* _Data items_:
=-=-=-=-=

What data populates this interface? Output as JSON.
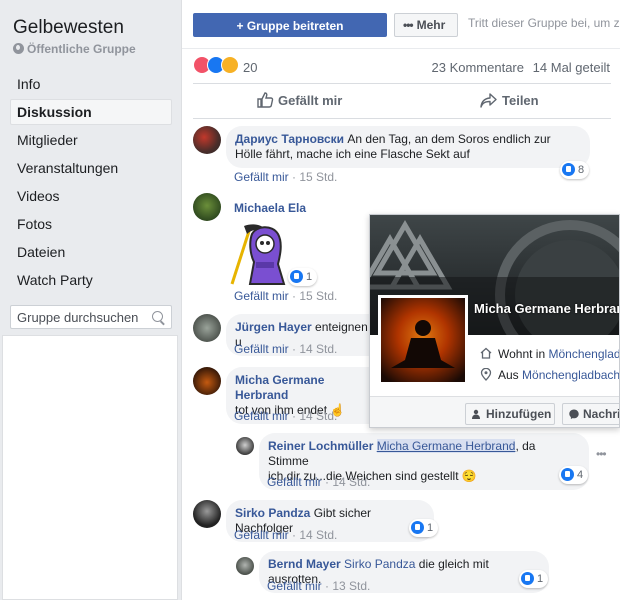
{
  "sidebar": {
    "group_name": "Gelbewesten",
    "group_type": "Öffentliche Gruppe",
    "nav": [
      "Info",
      "Diskussion",
      "Mitglieder",
      "Veranstaltungen",
      "Videos",
      "Fotos",
      "Dateien",
      "Watch Party"
    ],
    "active_index": 1,
    "search_placeholder": "Gruppe durchsuchen"
  },
  "header": {
    "join_label": "+ Gruppe beitreten",
    "more_label": "Mehr",
    "join_hint": "Tritt dieser Gruppe bei, um zu p"
  },
  "post": {
    "reaction_count": "20",
    "comment_count": "23 Kommentare",
    "share_count": "14 Mal geteilt",
    "like_action": "Gefällt mir",
    "share_action": "Teilen",
    "colors": {
      "accent": "#4267b2",
      "link": "#385898",
      "meta": "#90949c"
    }
  },
  "comments": [
    {
      "author": "Дариус Тарновски",
      "text": "An den Tag, an dem Soros endlich zur Hölle fährt, mache ich eine Flasche Sekt auf",
      "like_label": "Gefällt mir",
      "time": "15 Std.",
      "likes": "8"
    },
    {
      "author": "Michaela Ela",
      "sticker": "grim-reaper-sticker",
      "like_label": "Gefällt mir",
      "time": "15 Std.",
      "likes": "1"
    },
    {
      "author": "Jürgen Hayer",
      "text": "enteignen u",
      "like_label": "Gefällt mir",
      "time": "14 Std."
    },
    {
      "author": "Micha Germane Herbrand",
      "text": "tot von ihm endet",
      "emoji": "☝",
      "like_label": "Gefällt mir",
      "time": "14 Std."
    },
    {
      "author": "Reiner Lochmüller",
      "mention": "Micha Germane Herbrand",
      "text1": ", da Stimme",
      "text2": "ich dir zu...die Weichen sind gestellt",
      "emoji": "😌",
      "like_label": "Gefällt mir",
      "time": "14 Std.",
      "likes": "4"
    },
    {
      "author": "Sirko Pandza",
      "text": "Gibt sicher Nachfolger",
      "like_label": "Gefällt mir",
      "time": "14 Std.",
      "likes": "1"
    },
    {
      "author": "Bernd Mayer",
      "mention": "Sirko Pandza",
      "text": "die gleich mit ausrotten.",
      "like_label": "Gefällt mir",
      "time": "13 Std.",
      "likes": "1"
    }
  ],
  "hovercard": {
    "name": "Micha Germane Herbran",
    "lives_prefix": "Wohnt in",
    "lives_city": "Mönchengladb",
    "from_prefix": "Aus",
    "from_city": "Mönchengladbach",
    "add_label": "Hinzufügen",
    "message_label": "Nachri"
  }
}
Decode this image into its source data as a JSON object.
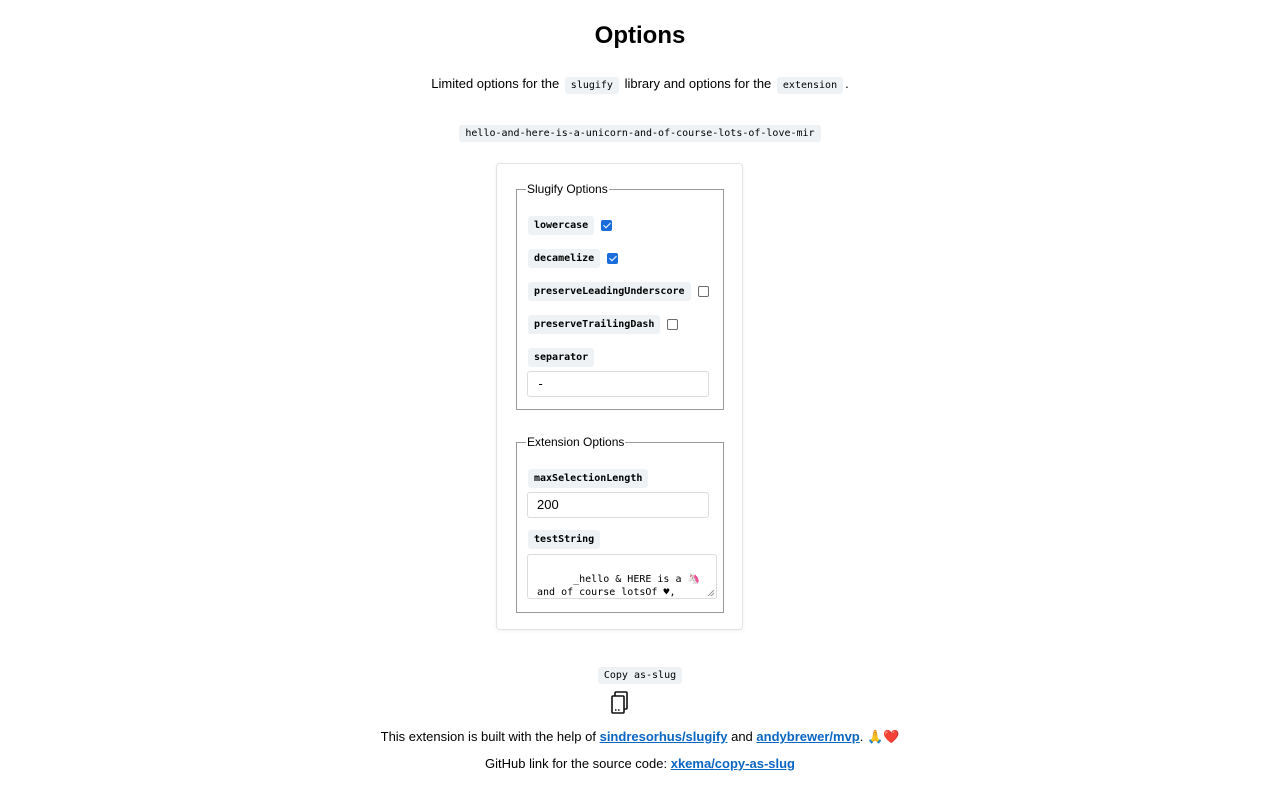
{
  "page": {
    "title": "Options",
    "intro": {
      "before": "Limited options for the",
      "lib_code": "slugify",
      "middle": "library and options for the",
      "ext_code": "extension",
      "after": "."
    },
    "slug_preview": "hello-and-here-is-a-unicorn-and-of-course-lots-of-love-mir"
  },
  "slugify_options": {
    "legend": "Slugify Options",
    "lowercase": {
      "label": "lowercase",
      "checked": true
    },
    "decamelize": {
      "label": "decamelize",
      "checked": true
    },
    "preserveLeadingUnderscore": {
      "label": "preserveLeadingUnderscore",
      "checked": false
    },
    "preserveTrailingDash": {
      "label": "preserveTrailingDash",
      "checked": false
    },
    "separator": {
      "label": "separator",
      "value": "-"
    }
  },
  "extension_options": {
    "legend": "Extension Options",
    "maxSelectionLength": {
      "label": "maxSelectionLength",
      "value": "200"
    },
    "testString": {
      "label": "testString",
      "value": "_hello & HERE is a 🦄 and of course lotsOf ♥, Мир!-"
    }
  },
  "copy": {
    "label": "Copy as-slug",
    "icon": "copy-icon"
  },
  "footer": {
    "line1_before": "This extension is built with the help of",
    "link1": "sindresorhus/slugify",
    "and": "and",
    "link2": "andybrewer/mvp",
    "line1_after": ". 🙏❤️",
    "line2_before": "GitHub link for the source code:",
    "link3": "xkema/copy-as-slug"
  },
  "colors": {
    "link": "#0a66c2",
    "checkbox_checked": "#1a6ddb",
    "code_bg": "#eef2f5"
  }
}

=-=-=-=-=

* _JOB_: Each record above is to be restated exactly, with its pictures removed from the copy.

* _FINISHED ANSWER_:
What data populates this interface? Output as JSON.
{
  "sidebar": {
    "group_name": "Gelbewesten",
    "group_type": "Öffentliche Gruppe",
    "nav": [
      "Info",
      "Diskussion",
      "Mitglieder",
      "Veranstaltungen",
      "Videos",
      "Fotos",
      "Dateien",
      "Watch Party"
    ],
    "active_index": 1,
    "search_placeholder": "Gruppe durchsuchen"
  },
  "header": {
    "join_label": "+ Gruppe beitreten",
    "more_label": "Mehr",
    "join_hint": "Tritt dieser Gruppe bei, um zu p"
  },
  "post": {
    "reaction_count": "20",
    "comment_count": "23 Kommentare",
    "share_count": "14 Mal geteilt",
    "like_action": "Gefällt mir",
    "share_action": "Teilen",
    "colors": {
      "accent": "#4267b2",
      "link": "#385898",
      "meta": "#90949c"
    }
  },
  "comments": [
    {
      "author": "Дариус Тарновски",
      "text": "An den Tag, an dem Soros endlich zur Hölle fährt, mache ich eine Flasche Sekt auf",
      "like_label": "Gefällt mir",
      "time": "15 Std.",
      "likes": "8"
    },
    {
      "author": "Michaela Ela",
      "sticker": "grim-reaper-sticker",
      "like_label": "Gefällt mir",
      "time": "15 Std.",
      "likes": "1"
    },
    {
      "author": "Jürgen Hayer",
      "text": "enteignen u",
      "like_label": "Gefällt mir",
      "time": "14 Std."
    },
    {
      "author": "Micha Germane Herbrand",
      "text": "tot von ihm endet",
      "emoji": "☝",
      "like_label": "Gefällt mir",
      "time": "14 Std."
    },
    {
      "author": "Reiner Lochmüller",
      "mention": "Micha Germane Herbrand",
      "text1": ", da Stimme",
      "text2": "ich dir zu...die Weichen sind gestellt",
      "emoji": "😌",
      "like_label": "Gefällt mir",
      "time": "14 Std.",
      "likes": "4"
    },
    {
      "author": "Sirko Pandza",
      "text": "Gibt sicher Nachfolger",
      "like_label": "Gefällt mir",
      "time": "14 Std.",
      "likes": "1"
    },
    {
      "author": "Bernd Mayer",
      "mention": "Sirko Pandza",
      "text": "die gleich mit ausrotten.",
      "like_label": "Gefällt mir",
      "time": "13 Std.",
      "likes": "1"
    }
  ],
  "hovercard": {
    "name": "Micha Germane Herbran",
    "lives_prefix": "Wohnt in",
    "lives_city": "Mönchengladb",
    "from_prefix": "Aus",
    "from_city": "Mönchengladbach",
    "add_label": "Hinzufügen",
    "message_label": "Nachri"
  }
}
Decode this image into its source data as a JSON object.
{
  "page": {
    "title": "Options",
    "intro": {
      "before": "Limited options for the",
      "lib_code": "slugify",
      "middle": "library and options for the",
      "ext_code": "extension",
      "after": "."
    },
    "slug_preview": "hello-and-here-is-a-unicorn-and-of-course-lots-of-love-mir"
  },
  "slugify_options": {
    "legend": "Slugify Options",
    "lowercase": {
      "label": "lowercase",
      "checked": true
    },
    "decamelize": {
      "label": "decamelize",
      "checked": true
    },
    "preserveLeadingUnderscore": {
      "label": "preserveLeadingUnderscore",
      "checked": false
    },
    "preserveTrailingDash": {
      "label": "preserveTrailingDash",
      "checked": false
    },
    "separator": {
      "label": "separator",
      "value": "-"
    }
  },
  "extension_options": {
    "legend": "Extension Options",
    "maxSelectionLength": {
      "label": "maxSelectionLength",
      "value": "200"
    },
    "testString": {
      "label": "testString",
      "value": "_hello & HERE is a 🦄 and of course lotsOf ♥, Мир!-"
    }
  },
  "copy": {
    "label": "Copy as-slug",
    "icon": "copy-icon"
  },
  "footer": {
    "line1_before": "This extension is built with the help of",
    "link1": "sindresorhus/slugify",
    "and": "and",
    "link2": "andybrewer/mvp",
    "line1_after": ". 🙏❤️",
    "line2_before": "GitHub link for the source code:",
    "link3": "xkema/copy-as-slug"
  },
  "colors": {
    "link": "#0a66c2",
    "checkbox_checked": "#1a6ddb",
    "code_bg": "#eef2f5"
  }
}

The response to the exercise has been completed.